§ **任务说明**
请把材料中从含有“candle-body bbox=[67, 155, 70, 165]”的那一行起、到含有“candle-body bbox=[475, 421, 477, 437]”的那一行止的各行原样照录，首尾两行都包括在内。
━━ 所列材料
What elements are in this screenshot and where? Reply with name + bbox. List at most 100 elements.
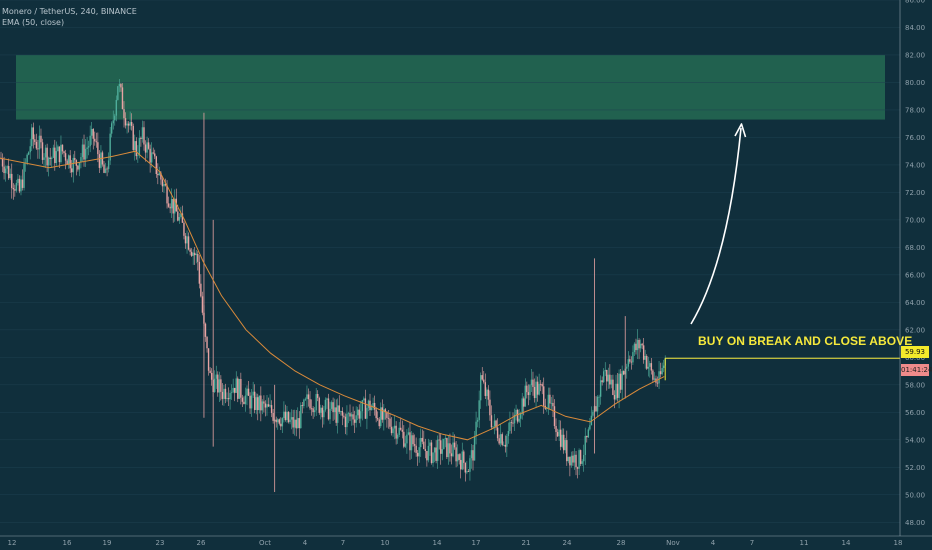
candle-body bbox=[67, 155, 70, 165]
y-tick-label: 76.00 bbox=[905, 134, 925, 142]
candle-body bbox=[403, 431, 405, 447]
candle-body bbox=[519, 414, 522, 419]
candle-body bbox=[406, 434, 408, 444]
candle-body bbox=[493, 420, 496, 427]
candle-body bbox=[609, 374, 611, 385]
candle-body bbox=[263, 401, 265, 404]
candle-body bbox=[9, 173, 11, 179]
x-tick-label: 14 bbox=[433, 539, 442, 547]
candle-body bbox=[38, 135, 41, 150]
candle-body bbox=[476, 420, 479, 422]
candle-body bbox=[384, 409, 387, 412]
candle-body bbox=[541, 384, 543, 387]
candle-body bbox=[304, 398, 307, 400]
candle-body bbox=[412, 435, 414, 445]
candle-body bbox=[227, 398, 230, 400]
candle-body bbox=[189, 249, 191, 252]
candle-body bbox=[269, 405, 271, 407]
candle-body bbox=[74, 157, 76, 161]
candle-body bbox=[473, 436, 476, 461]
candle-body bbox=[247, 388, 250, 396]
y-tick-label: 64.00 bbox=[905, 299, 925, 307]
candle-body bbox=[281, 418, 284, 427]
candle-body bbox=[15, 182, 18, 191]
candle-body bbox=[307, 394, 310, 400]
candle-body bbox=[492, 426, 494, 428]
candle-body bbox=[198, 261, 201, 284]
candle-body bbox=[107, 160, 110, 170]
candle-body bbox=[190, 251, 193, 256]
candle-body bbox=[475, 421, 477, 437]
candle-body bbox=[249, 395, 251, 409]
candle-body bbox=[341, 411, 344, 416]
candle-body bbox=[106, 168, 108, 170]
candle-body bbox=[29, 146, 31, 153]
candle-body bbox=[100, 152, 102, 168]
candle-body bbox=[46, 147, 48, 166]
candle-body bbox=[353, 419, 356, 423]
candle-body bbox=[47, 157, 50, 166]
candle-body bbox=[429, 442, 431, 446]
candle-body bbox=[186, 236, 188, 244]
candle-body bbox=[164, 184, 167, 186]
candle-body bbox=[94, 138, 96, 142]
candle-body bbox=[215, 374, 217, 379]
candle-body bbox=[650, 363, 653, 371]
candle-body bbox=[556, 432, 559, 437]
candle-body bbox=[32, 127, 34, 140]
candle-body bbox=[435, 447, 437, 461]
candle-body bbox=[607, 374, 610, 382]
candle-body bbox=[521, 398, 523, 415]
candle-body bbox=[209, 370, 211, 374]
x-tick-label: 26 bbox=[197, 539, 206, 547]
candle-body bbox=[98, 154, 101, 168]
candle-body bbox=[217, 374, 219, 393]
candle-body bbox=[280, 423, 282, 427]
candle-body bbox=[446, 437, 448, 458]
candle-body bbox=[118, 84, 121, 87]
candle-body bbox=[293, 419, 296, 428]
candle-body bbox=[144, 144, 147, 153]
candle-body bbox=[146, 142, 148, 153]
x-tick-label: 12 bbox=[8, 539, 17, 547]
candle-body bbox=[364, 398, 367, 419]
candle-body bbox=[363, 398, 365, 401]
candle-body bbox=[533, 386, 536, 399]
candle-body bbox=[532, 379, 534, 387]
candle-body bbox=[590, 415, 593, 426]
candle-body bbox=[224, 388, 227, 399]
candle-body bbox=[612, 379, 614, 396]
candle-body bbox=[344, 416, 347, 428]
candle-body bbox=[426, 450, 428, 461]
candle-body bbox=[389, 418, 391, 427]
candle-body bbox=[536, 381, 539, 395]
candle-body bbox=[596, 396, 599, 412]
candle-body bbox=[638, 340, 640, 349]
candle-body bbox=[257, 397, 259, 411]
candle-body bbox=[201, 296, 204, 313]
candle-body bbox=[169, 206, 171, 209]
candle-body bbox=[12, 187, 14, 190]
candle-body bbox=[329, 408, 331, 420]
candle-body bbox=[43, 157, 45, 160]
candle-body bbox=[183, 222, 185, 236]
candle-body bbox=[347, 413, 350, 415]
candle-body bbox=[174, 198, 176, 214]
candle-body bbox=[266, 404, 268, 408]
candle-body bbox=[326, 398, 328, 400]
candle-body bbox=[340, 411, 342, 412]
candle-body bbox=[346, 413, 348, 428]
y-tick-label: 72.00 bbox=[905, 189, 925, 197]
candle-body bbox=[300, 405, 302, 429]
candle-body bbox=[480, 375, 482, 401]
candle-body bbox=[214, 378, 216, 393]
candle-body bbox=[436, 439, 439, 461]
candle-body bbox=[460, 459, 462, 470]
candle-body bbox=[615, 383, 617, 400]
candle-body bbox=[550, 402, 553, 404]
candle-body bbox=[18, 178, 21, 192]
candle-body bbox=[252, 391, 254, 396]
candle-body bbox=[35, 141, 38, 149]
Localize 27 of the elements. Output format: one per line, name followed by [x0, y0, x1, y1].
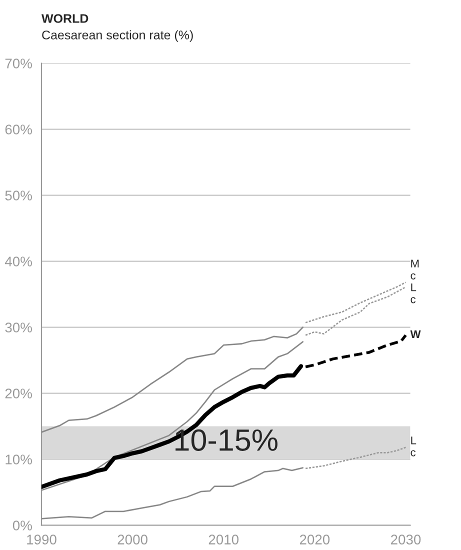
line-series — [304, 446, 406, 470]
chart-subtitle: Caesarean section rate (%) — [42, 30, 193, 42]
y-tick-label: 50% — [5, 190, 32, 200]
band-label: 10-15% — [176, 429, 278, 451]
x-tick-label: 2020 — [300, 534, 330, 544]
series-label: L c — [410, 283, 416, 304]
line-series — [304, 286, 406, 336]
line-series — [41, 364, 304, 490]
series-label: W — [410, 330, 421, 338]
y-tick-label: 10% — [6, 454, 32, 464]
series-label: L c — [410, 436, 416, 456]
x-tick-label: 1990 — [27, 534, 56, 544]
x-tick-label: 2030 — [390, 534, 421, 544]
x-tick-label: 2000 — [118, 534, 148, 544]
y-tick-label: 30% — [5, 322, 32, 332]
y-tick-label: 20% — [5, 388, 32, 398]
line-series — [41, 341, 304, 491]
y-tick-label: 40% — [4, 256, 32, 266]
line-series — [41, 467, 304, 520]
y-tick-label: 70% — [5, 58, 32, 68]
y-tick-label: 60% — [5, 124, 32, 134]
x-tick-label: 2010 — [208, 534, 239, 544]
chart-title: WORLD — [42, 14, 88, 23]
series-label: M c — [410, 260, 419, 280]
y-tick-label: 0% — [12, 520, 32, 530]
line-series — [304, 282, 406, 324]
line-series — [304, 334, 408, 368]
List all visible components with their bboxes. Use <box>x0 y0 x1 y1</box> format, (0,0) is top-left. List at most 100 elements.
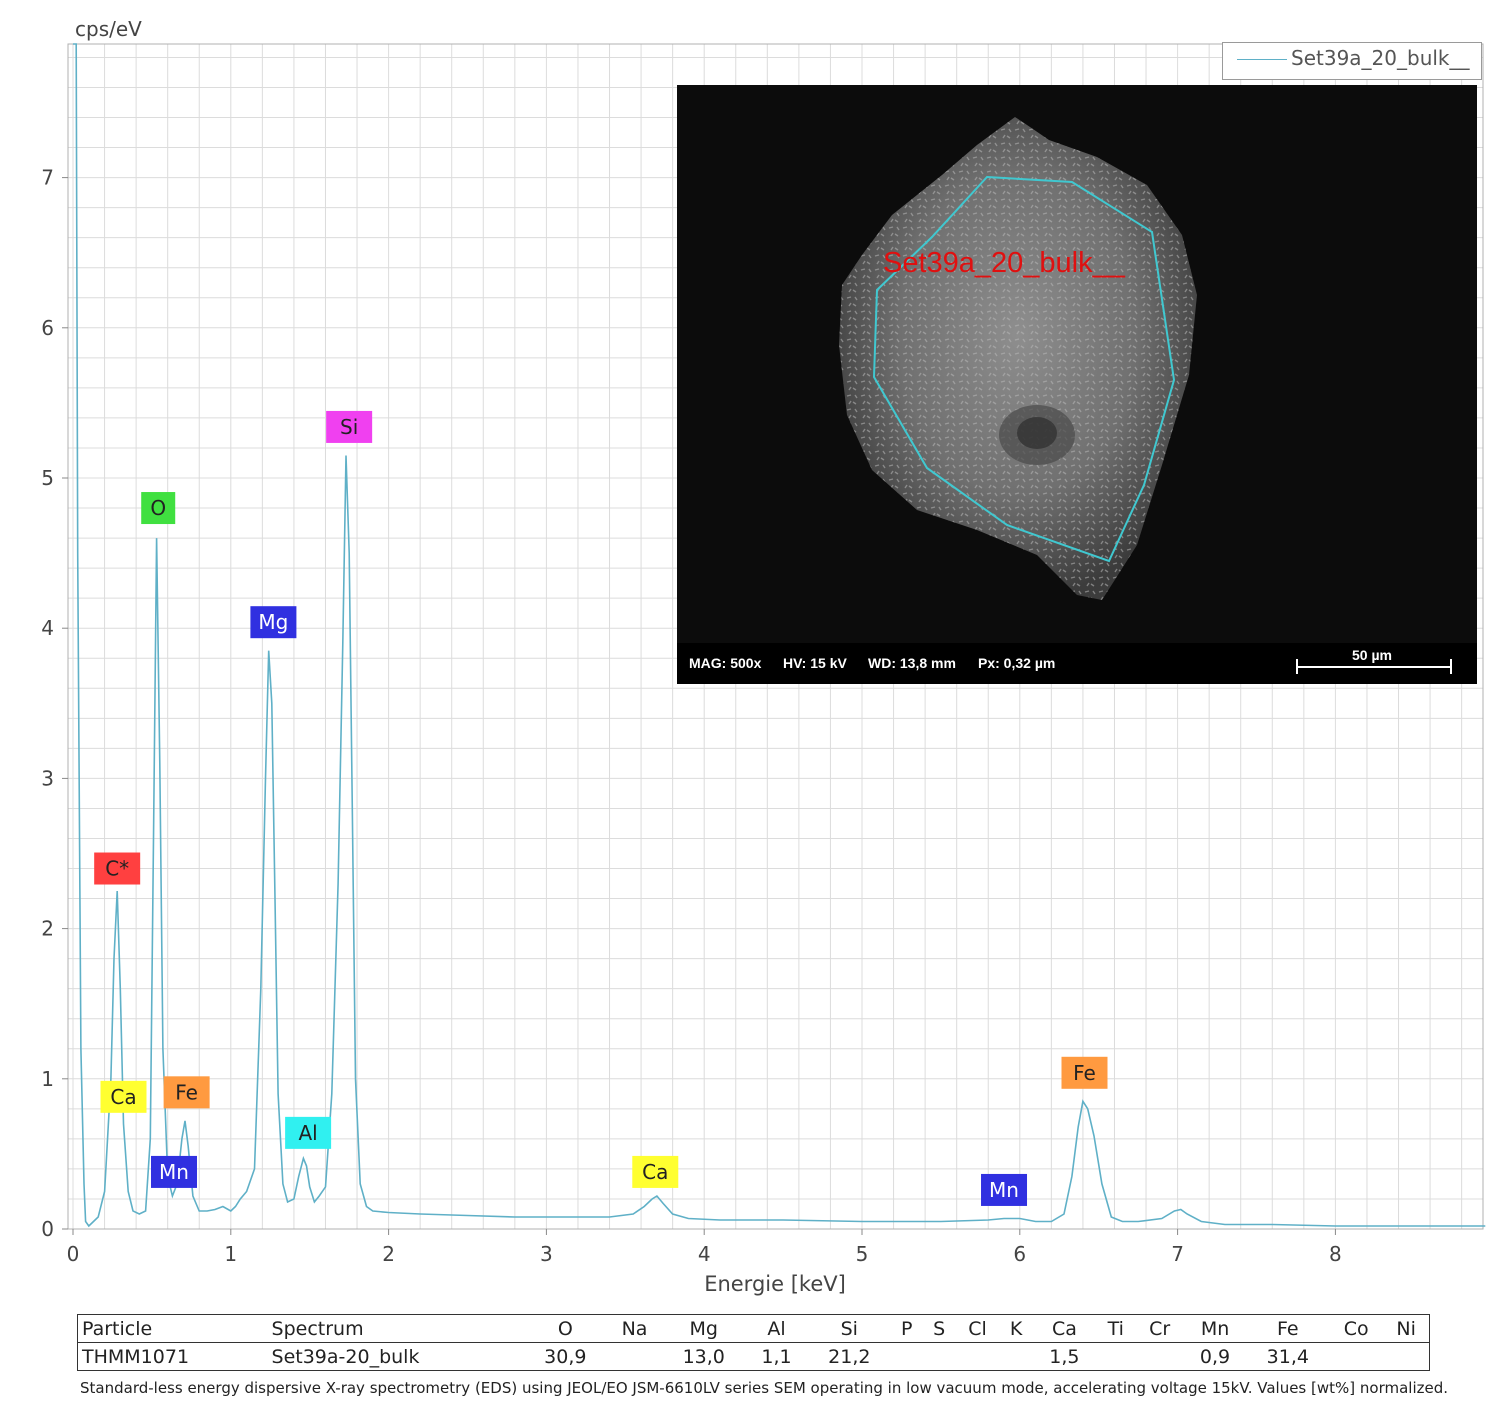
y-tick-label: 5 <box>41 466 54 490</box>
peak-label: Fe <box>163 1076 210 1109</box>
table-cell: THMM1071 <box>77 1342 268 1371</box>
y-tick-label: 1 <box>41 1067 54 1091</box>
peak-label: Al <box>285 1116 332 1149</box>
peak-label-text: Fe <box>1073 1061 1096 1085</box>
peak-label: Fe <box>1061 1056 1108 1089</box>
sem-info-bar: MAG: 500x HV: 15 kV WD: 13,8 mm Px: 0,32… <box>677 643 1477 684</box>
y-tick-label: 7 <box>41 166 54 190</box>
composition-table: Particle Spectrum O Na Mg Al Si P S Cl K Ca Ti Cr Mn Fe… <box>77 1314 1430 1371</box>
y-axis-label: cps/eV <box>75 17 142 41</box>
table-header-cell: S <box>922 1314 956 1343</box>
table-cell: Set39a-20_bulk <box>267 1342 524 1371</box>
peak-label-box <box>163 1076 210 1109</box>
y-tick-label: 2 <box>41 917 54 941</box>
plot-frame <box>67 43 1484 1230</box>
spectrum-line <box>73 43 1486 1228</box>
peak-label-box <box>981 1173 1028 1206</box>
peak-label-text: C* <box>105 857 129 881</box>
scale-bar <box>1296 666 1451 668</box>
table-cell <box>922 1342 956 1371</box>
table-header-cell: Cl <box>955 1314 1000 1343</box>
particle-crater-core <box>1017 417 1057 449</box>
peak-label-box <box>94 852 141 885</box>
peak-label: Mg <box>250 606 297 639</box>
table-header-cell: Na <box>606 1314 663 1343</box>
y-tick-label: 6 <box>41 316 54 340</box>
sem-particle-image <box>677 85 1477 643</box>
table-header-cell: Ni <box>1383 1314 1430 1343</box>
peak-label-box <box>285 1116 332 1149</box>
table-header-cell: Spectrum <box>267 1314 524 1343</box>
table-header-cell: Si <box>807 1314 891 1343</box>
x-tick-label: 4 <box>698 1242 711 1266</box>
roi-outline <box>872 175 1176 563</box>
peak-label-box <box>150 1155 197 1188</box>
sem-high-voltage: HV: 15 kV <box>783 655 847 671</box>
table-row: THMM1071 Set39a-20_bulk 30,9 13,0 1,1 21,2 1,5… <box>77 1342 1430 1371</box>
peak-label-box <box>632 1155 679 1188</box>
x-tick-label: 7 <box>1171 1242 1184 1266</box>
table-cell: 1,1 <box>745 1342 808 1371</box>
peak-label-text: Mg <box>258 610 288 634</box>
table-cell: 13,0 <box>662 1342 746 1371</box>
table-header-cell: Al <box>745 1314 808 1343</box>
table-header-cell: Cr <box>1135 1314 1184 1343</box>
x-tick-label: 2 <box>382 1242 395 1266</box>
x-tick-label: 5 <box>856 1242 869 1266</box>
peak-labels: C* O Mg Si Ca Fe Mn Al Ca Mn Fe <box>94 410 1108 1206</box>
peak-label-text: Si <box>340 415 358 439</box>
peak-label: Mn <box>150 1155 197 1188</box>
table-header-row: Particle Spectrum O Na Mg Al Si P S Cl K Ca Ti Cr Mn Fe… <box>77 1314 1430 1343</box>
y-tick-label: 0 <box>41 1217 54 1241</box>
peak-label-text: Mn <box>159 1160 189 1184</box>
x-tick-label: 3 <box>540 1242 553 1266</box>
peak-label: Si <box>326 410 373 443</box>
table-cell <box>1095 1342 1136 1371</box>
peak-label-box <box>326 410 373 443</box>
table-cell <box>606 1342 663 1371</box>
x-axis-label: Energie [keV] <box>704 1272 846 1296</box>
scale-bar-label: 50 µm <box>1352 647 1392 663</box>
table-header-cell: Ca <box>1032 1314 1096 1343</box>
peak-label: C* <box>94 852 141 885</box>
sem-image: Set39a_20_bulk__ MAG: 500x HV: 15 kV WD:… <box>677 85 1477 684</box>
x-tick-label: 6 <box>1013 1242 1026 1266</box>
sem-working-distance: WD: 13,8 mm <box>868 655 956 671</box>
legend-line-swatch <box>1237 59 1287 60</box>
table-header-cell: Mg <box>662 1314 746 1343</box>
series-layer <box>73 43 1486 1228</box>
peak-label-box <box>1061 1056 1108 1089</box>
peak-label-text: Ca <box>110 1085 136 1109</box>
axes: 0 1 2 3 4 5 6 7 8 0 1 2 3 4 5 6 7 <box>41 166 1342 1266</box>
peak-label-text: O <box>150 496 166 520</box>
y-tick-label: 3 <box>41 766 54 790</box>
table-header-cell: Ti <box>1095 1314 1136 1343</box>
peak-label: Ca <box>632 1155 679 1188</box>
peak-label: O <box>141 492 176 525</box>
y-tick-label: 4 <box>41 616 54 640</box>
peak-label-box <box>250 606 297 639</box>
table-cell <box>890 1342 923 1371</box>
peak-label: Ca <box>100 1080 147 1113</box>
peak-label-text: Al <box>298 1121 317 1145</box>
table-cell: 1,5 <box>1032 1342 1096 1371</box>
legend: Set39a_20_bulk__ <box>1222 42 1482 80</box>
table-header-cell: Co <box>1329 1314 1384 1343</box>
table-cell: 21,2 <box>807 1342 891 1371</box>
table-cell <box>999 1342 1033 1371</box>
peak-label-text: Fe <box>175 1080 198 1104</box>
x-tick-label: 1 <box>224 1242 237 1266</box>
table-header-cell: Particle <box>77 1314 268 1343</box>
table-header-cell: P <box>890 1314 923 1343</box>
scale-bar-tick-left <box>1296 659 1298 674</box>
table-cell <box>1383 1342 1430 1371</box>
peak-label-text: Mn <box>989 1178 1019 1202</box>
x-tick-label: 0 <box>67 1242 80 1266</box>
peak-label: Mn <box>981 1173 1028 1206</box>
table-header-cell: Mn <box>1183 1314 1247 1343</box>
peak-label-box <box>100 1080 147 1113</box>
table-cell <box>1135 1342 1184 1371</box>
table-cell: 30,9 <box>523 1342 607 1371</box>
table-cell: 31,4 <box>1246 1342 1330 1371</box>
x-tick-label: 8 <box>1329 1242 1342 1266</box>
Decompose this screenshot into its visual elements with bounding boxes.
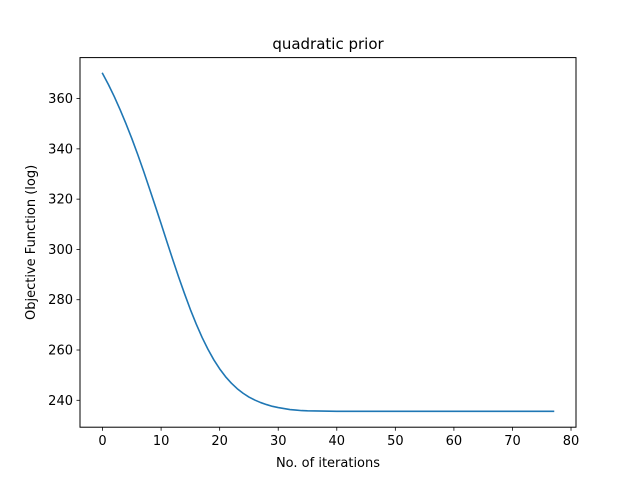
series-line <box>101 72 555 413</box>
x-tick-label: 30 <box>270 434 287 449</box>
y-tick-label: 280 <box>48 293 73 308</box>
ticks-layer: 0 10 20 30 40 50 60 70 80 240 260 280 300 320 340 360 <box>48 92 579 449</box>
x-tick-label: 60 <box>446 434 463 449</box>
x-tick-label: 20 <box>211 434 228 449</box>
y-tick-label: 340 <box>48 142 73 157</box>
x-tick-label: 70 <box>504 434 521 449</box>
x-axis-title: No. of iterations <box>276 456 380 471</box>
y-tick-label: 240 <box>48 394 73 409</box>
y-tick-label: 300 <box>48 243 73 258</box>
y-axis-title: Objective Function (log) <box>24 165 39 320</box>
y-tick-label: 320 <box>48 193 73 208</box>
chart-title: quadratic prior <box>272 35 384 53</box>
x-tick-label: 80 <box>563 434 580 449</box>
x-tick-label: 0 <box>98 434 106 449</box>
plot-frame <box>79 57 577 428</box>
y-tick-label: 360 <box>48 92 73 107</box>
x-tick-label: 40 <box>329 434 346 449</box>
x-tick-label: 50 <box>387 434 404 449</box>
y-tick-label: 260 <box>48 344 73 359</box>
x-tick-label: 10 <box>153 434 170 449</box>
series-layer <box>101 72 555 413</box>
━━━━
§ **参考答案**
candle-body bbox=[67, 155, 70, 165]
y-tick-label: 76.00 bbox=[905, 134, 925, 142]
candle-body bbox=[403, 431, 405, 447]
candle-body bbox=[519, 414, 522, 419]
candle-body bbox=[406, 434, 408, 444]
candle-body bbox=[493, 420, 496, 427]
candle-body bbox=[609, 374, 611, 385]
candle-body bbox=[263, 401, 265, 404]
candle-body bbox=[9, 173, 11, 179]
x-tick-label: 14 bbox=[433, 539, 442, 547]
candle-body bbox=[38, 135, 41, 150]
candle-body bbox=[476, 420, 479, 422]
candle-body bbox=[384, 409, 387, 412]
candle-body bbox=[541, 384, 543, 387]
candle-body bbox=[304, 398, 307, 400]
candle-body bbox=[412, 435, 414, 445]
candle-body bbox=[227, 398, 230, 400]
candle-body bbox=[189, 249, 191, 252]
candle-body bbox=[269, 405, 271, 407]
candle-body bbox=[74, 157, 76, 161]
candle-body bbox=[473, 436, 476, 461]
candle-body bbox=[247, 388, 250, 396]
y-tick-label: 64.00 bbox=[905, 299, 925, 307]
candle-body bbox=[281, 418, 284, 427]
candle-body bbox=[15, 182, 18, 191]
candle-body bbox=[307, 394, 310, 400]
candle-body bbox=[492, 426, 494, 428]
candle-body bbox=[198, 261, 201, 284]
candle-body bbox=[107, 160, 110, 170]
candle-body bbox=[190, 251, 193, 256]
candle-body bbox=[475, 421, 477, 437]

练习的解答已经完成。